Items from a figure collection
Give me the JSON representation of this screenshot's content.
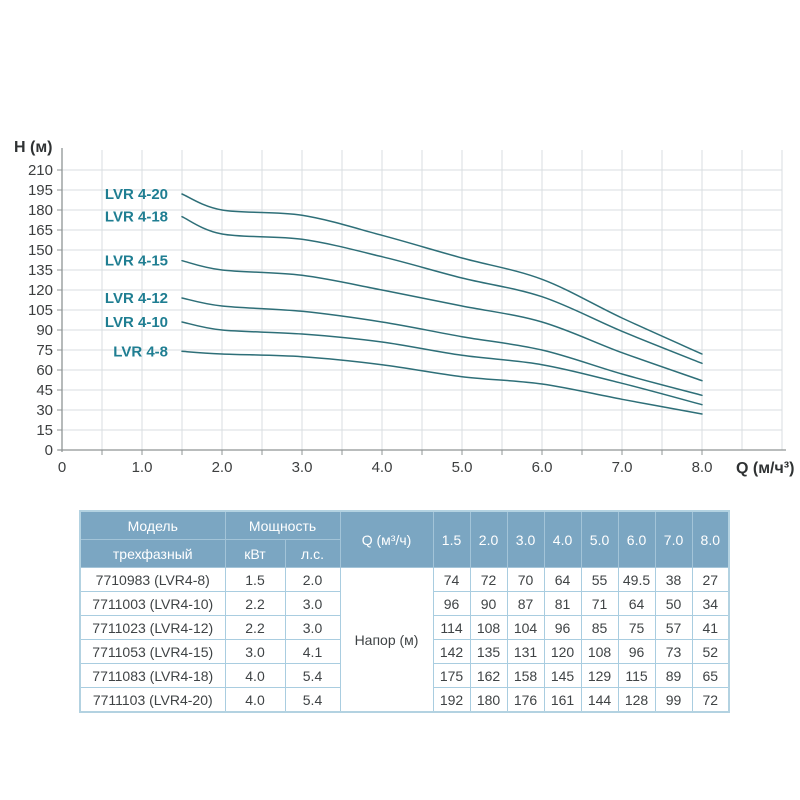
{
  "chart_data": {
    "type": "line",
    "title": "",
    "ylabel": "H (м)",
    "xlabel": "Q (м/ч³)",
    "x": [
      1.5,
      2.0,
      3.0,
      4.0,
      5.0,
      6.0,
      7.0,
      8.0
    ],
    "xlim": [
      0,
      9
    ],
    "ylim": [
      0,
      225
    ],
    "x_ticks": [
      0,
      1,
      2,
      3,
      4,
      5,
      6,
      7,
      8
    ],
    "x_tick_labels": [
      "0",
      "1.0",
      "2.0",
      "3.0",
      "4.0",
      "5.0",
      "6.0",
      "7.0",
      "8.0"
    ],
    "x_minor_step": 0.5,
    "y_ticks": [
      0,
      15,
      30,
      45,
      60,
      75,
      90,
      105,
      120,
      135,
      150,
      165,
      180,
      195,
      210
    ],
    "grid": true,
    "legend_position": "inline-left-labels",
    "series": [
      {
        "name": "LVR 4-20",
        "values": [
          192,
          180,
          176,
          161,
          144,
          128,
          99,
          72
        ]
      },
      {
        "name": "LVR 4-18",
        "values": [
          175,
          162,
          158,
          145,
          129,
          115,
          89,
          65
        ]
      },
      {
        "name": "LVR 4-15",
        "values": [
          142,
          135,
          131,
          120,
          108,
          96,
          73,
          52
        ]
      },
      {
        "name": "LVR 4-12",
        "values": [
          114,
          108,
          104,
          96,
          85,
          75,
          57,
          41
        ]
      },
      {
        "name": "LVR 4-10",
        "values": [
          96,
          90,
          87,
          81,
          71,
          64,
          50,
          34
        ]
      },
      {
        "name": "LVR 4-8",
        "values": [
          74,
          72,
          70,
          64,
          55,
          49.5,
          38,
          27
        ]
      }
    ]
  },
  "colors": {
    "curve": "#2e6f78",
    "curve_label": "#1f7e92",
    "axis": "#8f9494",
    "grid": "#d9dde0",
    "tick_text": "#3d3f40",
    "axis_title_text": "#2f3233",
    "table_header_bg": "#7ba6c2",
    "table_header_text": "#ffffff",
    "table_header_border": "#a3c4d8",
    "table_cell_border": "#a9cde0",
    "table_outer_border": "#b3d2e1",
    "table_text": "#3f4345"
  },
  "table": {
    "header": {
      "model": "Модель",
      "model_sub": "трехфазный",
      "power": "Мощность",
      "power_kw": "кВт",
      "power_hp": "л.с.",
      "q": "Q (м³/ч)",
      "flow_values": [
        "1.5",
        "2.0",
        "3.0",
        "4.0",
        "5.0",
        "6.0",
        "7.0",
        "8.0"
      ]
    },
    "napor_label": "Напор (м)",
    "rows": [
      {
        "model": "7710983 (LVR4-8)",
        "kw": "1.5",
        "hp": "2.0",
        "values": [
          "74",
          "72",
          "70",
          "64",
          "55",
          "49.5",
          "38",
          "27"
        ]
      },
      {
        "model": "7711003 (LVR4-10)",
        "kw": "2.2",
        "hp": "3.0",
        "values": [
          "96",
          "90",
          "87",
          "81",
          "71",
          "64",
          "50",
          "34"
        ]
      },
      {
        "model": "7711023 (LVR4-12)",
        "kw": "2.2",
        "hp": "3.0",
        "values": [
          "114",
          "108",
          "104",
          "96",
          "85",
          "75",
          "57",
          "41"
        ]
      },
      {
        "model": "7711053 (LVR4-15)",
        "kw": "3.0",
        "hp": "4.1",
        "values": [
          "142",
          "135",
          "131",
          "120",
          "108",
          "96",
          "73",
          "52"
        ]
      },
      {
        "model": "7711083 (LVR4-18)",
        "kw": "4.0",
        "hp": "5.4",
        "values": [
          "175",
          "162",
          "158",
          "145",
          "129",
          "115",
          "89",
          "65"
        ]
      },
      {
        "model": "7711103 (LVR4-20)",
        "kw": "4.0",
        "hp": "5.4",
        "values": [
          "192",
          "180",
          "176",
          "161",
          "144",
          "128",
          "99",
          "72"
        ]
      }
    ]
  }
}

[PROBLEM DESCRIPTION]
Every line of the data should be copied as it stands, without the images.

[TASK SOLUTION]
Give me the JSON representation of this screenshot's content.
{
  "chart_data": {
    "type": "line",
    "title": "",
    "ylabel": "H (м)",
    "xlabel": "Q (м/ч³)",
    "x": [
      1.5,
      2.0,
      3.0,
      4.0,
      5.0,
      6.0,
      7.0,
      8.0
    ],
    "xlim": [
      0,
      9
    ],
    "ylim": [
      0,
      225
    ],
    "x_ticks": [
      0,
      1,
      2,
      3,
      4,
      5,
      6,
      7,
      8
    ],
    "x_tick_labels": [
      "0",
      "1.0",
      "2.0",
      "3.0",
      "4.0",
      "5.0",
      "6.0",
      "7.0",
      "8.0"
    ],
    "x_minor_step": 0.5,
    "y_ticks": [
      0,
      15,
      30,
      45,
      60,
      75,
      90,
      105,
      120,
      135,
      150,
      165,
      180,
      195,
      210
    ],
    "grid": true,
    "legend_position": "inline-left-labels",
    "series": [
      {
        "name": "LVR 4-20",
        "values": [
          192,
          180,
          176,
          161,
          144,
          128,
          99,
          72
        ]
      },
      {
        "name": "LVR 4-18",
        "values": [
          175,
          162,
          158,
          145,
          129,
          115,
          89,
          65
        ]
      },
      {
        "name": "LVR 4-15",
        "values": [
          142,
          135,
          131,
          120,
          108,
          96,
          73,
          52
        ]
      },
      {
        "name": "LVR 4-12",
        "values": [
          114,
          108,
          104,
          96,
          85,
          75,
          57,
          41
        ]
      },
      {
        "name": "LVR 4-10",
        "values": [
          96,
          90,
          87,
          81,
          71,
          64,
          50,
          34
        ]
      },
      {
        "name": "LVR 4-8",
        "values": [
          74,
          72,
          70,
          64,
          55,
          49.5,
          38,
          27
        ]
      }
    ]
  },
  "colors": {
    "curve": "#2e6f78",
    "curve_label": "#1f7e92",
    "axis": "#8f9494",
    "grid": "#d9dde0",
    "tick_text": "#3d3f40",
    "axis_title_text": "#2f3233",
    "table_header_bg": "#7ba6c2",
    "table_header_text": "#ffffff",
    "table_header_border": "#a3c4d8",
    "table_cell_border": "#a9cde0",
    "table_outer_border": "#b3d2e1",
    "table_text": "#3f4345"
  },
  "table": {
    "header": {
      "model": "Модель",
      "model_sub": "трехфазный",
      "power": "Мощность",
      "power_kw": "кВт",
      "power_hp": "л.с.",
      "q": "Q (м³/ч)",
      "flow_values": [
        "1.5",
        "2.0",
        "3.0",
        "4.0",
        "5.0",
        "6.0",
        "7.0",
        "8.0"
      ]
    },
    "napor_label": "Напор (м)",
    "rows": [
      {
        "model": "7710983 (LVR4-8)",
        "kw": "1.5",
        "hp": "2.0",
        "values": [
          "74",
          "72",
          "70",
          "64",
          "55",
          "49.5",
          "38",
          "27"
        ]
      },
      {
        "model": "7711003 (LVR4-10)",
        "kw": "2.2",
        "hp": "3.0",
        "values": [
          "96",
          "90",
          "87",
          "81",
          "71",
          "64",
          "50",
          "34"
        ]
      },
      {
        "model": "7711023 (LVR4-12)",
        "kw": "2.2",
        "hp": "3.0",
        "values": [
          "114",
          "108",
          "104",
          "96",
          "85",
          "75",
          "57",
          "41"
        ]
      },
      {
        "model": "7711053 (LVR4-15)",
        "kw": "3.0",
        "hp": "4.1",
        "values": [
          "142",
          "135",
          "131",
          "120",
          "108",
          "96",
          "73",
          "52"
        ]
      },
      {
        "model": "7711083 (LVR4-18)",
        "kw": "4.0",
        "hp": "5.4",
        "values": [
          "175",
          "162",
          "158",
          "145",
          "129",
          "115",
          "89",
          "65"
        ]
      },
      {
        "model": "7711103 (LVR4-20)",
        "kw": "4.0",
        "hp": "5.4",
        "values": [
          "192",
          "180",
          "176",
          "161",
          "144",
          "128",
          "99",
          "72"
        ]
      }
    ]
  }
}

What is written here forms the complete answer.